ÉNONCÉ 1 :: Dans le passage sur Bonaparte et la paix républicaine, relevez tous les États ou peuples désignés par leur nom dans l'énumération des conditions qui ont permis d'obtenir cette paix.
ÉNONCÉ 2 :: Reformulez sous forme de liste le paragraphe du passage sur Bonaparte et la paix républicaine qui commence par « Chez Bonaparte, le calcul s'ajoutait », en conservant ses faits principaux.
ÉNONCÉ 3 :: Poursuivez le passage sur Bonaparte et la paix républicaine à partir de sa dernière phrase.

TEXTE À LIRE ::
»»

Chez Bonaparte, le calcul s’ajoutait, et la connaissance des affaires européennes. Il savait, mieux que personne, à quelles conditions avait été obtenue cette paix républicaine : il y avait fallu la défaite, l’accablement, la dispersion de la vieille Europe ; les uns battus et cependant indemnisés comme l’Autriche, les autres, comme la Prusse et les Allemands, gagnés et gorgés de sujets ; enfin, la complaisance de la Russie. Ces combinaisons compliquées, cet immense effort nécessaire pour obtenir la paix, ne l’étaient pas moins pour la conserver. Qu’un seul anneau vînt à se rompre, de Naples au Texel, il faudrait aussitôt remettre le fer au feu et ressouder la chaîne par le même marteau qui l’avait forgée.

««

DOCUMENTS FOURNIS ::
»»

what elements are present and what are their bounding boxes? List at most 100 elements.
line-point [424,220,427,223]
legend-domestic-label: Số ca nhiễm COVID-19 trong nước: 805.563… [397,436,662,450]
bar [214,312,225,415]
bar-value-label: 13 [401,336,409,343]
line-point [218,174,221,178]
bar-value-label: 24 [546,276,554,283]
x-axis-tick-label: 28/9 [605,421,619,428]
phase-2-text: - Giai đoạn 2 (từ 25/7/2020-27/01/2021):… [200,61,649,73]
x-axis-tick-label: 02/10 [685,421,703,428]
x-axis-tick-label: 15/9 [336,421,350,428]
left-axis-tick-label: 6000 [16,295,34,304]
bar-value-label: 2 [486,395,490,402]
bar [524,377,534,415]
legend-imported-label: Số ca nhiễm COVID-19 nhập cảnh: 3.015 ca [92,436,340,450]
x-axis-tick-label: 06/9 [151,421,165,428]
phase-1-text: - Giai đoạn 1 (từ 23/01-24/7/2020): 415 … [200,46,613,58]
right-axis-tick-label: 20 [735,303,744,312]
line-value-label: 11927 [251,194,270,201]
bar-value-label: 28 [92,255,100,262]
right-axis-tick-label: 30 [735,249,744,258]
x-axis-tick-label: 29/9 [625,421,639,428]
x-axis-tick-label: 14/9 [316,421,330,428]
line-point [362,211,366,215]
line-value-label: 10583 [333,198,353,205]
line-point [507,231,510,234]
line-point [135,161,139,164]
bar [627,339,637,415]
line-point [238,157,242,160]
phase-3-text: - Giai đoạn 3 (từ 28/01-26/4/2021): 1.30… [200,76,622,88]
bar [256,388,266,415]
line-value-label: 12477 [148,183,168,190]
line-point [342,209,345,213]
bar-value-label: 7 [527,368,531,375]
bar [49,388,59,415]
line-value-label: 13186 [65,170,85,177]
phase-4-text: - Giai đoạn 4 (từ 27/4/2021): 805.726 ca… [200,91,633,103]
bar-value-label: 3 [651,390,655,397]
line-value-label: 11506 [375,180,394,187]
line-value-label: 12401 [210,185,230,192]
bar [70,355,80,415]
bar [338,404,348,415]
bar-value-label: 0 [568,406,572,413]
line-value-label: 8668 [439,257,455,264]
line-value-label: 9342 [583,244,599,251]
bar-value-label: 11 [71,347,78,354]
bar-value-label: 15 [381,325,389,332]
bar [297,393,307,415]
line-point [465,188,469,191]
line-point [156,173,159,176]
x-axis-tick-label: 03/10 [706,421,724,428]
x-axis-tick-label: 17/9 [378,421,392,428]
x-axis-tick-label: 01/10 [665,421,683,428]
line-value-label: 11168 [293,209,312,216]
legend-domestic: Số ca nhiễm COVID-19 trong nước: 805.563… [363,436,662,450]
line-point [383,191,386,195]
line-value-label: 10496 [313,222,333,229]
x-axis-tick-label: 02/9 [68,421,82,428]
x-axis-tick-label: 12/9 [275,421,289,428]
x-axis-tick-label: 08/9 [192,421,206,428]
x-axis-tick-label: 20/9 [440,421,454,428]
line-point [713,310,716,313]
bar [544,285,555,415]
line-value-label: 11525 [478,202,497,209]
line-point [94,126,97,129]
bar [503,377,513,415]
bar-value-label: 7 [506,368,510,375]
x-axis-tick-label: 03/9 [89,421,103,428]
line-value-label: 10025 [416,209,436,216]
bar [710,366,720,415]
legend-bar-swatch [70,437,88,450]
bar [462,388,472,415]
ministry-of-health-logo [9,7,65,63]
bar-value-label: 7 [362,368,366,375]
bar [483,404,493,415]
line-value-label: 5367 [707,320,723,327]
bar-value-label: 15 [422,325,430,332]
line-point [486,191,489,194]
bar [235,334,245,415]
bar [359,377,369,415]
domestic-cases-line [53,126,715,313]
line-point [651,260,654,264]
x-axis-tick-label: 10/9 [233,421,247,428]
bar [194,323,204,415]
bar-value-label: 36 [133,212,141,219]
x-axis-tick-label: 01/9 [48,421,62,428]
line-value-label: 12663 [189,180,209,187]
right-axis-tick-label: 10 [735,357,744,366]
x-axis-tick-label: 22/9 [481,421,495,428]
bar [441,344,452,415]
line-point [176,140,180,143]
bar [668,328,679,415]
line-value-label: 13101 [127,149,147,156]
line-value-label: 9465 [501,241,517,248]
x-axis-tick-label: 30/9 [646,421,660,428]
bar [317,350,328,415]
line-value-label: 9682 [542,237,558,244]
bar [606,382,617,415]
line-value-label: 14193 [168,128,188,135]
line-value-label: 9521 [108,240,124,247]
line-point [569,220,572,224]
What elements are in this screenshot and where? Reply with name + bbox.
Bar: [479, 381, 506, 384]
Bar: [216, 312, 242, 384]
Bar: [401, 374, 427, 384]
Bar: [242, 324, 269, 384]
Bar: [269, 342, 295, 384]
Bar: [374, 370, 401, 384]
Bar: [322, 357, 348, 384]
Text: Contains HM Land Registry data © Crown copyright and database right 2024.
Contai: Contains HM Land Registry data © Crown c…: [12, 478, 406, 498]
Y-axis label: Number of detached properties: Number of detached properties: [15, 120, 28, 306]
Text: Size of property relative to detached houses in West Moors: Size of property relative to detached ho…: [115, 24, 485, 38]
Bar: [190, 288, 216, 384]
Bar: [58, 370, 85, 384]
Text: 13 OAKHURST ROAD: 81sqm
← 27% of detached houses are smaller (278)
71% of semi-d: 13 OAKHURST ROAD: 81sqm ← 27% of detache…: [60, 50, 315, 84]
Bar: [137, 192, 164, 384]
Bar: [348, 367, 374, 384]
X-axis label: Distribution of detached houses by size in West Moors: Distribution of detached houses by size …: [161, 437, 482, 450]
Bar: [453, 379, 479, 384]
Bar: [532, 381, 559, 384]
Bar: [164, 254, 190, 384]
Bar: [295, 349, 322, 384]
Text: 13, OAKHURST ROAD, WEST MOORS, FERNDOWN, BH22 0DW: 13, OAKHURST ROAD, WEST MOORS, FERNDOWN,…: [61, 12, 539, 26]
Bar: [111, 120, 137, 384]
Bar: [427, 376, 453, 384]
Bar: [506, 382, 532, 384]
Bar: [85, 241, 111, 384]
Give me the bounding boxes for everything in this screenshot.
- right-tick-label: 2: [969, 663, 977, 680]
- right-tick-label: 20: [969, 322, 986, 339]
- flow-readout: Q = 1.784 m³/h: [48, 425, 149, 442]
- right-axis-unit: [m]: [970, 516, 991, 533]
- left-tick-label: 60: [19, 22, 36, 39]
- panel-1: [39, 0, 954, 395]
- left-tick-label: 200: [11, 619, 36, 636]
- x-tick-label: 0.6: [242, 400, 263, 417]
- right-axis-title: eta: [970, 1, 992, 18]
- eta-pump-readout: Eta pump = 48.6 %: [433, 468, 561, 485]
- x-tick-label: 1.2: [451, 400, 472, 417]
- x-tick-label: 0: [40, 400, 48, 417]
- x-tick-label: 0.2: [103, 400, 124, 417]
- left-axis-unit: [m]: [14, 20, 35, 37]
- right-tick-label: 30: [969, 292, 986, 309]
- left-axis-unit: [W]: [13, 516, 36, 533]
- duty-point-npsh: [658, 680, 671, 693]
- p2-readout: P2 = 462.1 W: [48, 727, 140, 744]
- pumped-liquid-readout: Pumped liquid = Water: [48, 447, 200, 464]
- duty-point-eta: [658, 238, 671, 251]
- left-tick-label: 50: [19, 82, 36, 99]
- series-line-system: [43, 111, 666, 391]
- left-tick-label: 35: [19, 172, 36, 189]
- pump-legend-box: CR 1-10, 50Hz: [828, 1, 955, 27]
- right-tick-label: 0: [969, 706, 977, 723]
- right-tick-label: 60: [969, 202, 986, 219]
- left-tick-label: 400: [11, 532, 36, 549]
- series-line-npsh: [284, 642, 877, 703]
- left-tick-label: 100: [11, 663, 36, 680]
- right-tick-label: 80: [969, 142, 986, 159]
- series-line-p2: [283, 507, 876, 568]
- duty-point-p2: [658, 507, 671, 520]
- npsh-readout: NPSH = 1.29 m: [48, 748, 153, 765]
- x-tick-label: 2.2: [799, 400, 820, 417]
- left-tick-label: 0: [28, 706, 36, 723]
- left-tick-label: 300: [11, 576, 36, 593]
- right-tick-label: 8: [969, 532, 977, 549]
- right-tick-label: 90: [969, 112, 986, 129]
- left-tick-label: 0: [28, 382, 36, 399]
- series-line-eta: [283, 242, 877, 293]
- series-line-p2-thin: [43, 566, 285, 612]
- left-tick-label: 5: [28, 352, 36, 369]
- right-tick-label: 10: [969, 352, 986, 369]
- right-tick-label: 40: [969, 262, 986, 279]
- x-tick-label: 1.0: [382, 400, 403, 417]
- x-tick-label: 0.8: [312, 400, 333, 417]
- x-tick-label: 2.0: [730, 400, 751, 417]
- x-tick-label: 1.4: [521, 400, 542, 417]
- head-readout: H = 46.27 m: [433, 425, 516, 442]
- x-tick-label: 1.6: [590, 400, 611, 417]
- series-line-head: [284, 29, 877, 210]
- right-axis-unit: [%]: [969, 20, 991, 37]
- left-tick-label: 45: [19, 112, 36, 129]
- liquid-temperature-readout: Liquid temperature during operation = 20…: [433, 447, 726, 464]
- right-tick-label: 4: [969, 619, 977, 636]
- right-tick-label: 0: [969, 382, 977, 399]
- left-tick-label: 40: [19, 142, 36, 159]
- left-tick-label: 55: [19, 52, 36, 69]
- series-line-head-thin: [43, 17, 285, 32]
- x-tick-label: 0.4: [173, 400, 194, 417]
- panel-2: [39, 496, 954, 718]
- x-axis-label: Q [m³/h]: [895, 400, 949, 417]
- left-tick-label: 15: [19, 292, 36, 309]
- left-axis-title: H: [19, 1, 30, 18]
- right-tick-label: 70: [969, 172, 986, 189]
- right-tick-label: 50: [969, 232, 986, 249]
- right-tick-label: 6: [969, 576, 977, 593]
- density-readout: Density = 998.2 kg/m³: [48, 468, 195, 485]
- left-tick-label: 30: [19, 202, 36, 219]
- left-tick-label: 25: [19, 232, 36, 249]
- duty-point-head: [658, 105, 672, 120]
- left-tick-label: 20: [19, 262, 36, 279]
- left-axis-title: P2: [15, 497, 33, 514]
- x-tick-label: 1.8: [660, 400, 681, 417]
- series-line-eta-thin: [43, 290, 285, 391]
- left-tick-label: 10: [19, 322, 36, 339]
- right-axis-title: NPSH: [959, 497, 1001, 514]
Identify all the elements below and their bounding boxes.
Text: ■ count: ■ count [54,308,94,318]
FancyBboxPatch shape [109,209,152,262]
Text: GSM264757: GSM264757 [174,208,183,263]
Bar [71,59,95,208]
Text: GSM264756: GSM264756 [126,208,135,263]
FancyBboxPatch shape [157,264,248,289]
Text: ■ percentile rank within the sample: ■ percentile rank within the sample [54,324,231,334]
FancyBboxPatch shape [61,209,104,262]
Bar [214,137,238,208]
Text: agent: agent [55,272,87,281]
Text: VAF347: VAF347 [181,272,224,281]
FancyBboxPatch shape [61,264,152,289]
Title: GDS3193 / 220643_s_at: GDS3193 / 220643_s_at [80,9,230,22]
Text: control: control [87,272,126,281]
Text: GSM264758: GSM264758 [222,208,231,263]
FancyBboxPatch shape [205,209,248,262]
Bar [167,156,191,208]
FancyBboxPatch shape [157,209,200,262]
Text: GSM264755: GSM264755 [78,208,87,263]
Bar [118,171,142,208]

««

CORRIGÉ 1 ::
- l'Autriche
- la Prusse
- les Allemands
- la Russie

CORRIGÉ 2 ::
- Bonaparte joignait le calcul à la connaissance des affaires européennes.
- Il savait mieux que personne à quelles conditions la paix républicaine avait été obtenue :
  - la défaite, l'accablement et la dispersion de la vieille Europe ;
  - l'Autriche battue mais indemnisée ;
  - la Prusse et les Allemands gagnés et gorgés de sujets ;
  - la complaisance de la Russie.
- Ces combinaisons compliquées et cet immense effort étaient aussi nécessaires pour conserver la paix que pour l'obtenir.
- Si un seul anneau se rompait, de Naples au Texel, il faudrait reprendre les armes et ressouder la chaîne par le même moyen qui l'avait forgée.

CORRIGÉ 3 ::
« La paix, écrivait le clairvoyant Lucchesini, n’est favorable à la conservation de sa puissance qu’autant qu’elle deviendra générale. » Il était donc résolu, malgré l’opposition du Parlement, à l’imposer aux Anglais, à l’emporter d’assaut, et, une fois signée, il les obligerait à la respecter, en les isolant, en leur interdisant toute coalition nouvelle. Il n’en avait qu’un moyen, celui qui l’avait conduit au degré de puissance où il était et qu’il voulait perpétuer : après la guerre irrésistible, il organiserait la paix formidable. Les cinq mois qui s’écoulent entre la signature des préliminaires et celle du traité définitif présentent comme un raccourci de l’histoire de l’Empire : ils en manifestent les conditions, ils en montrent les nécessités, ils en découvrent aussi le paradoxe.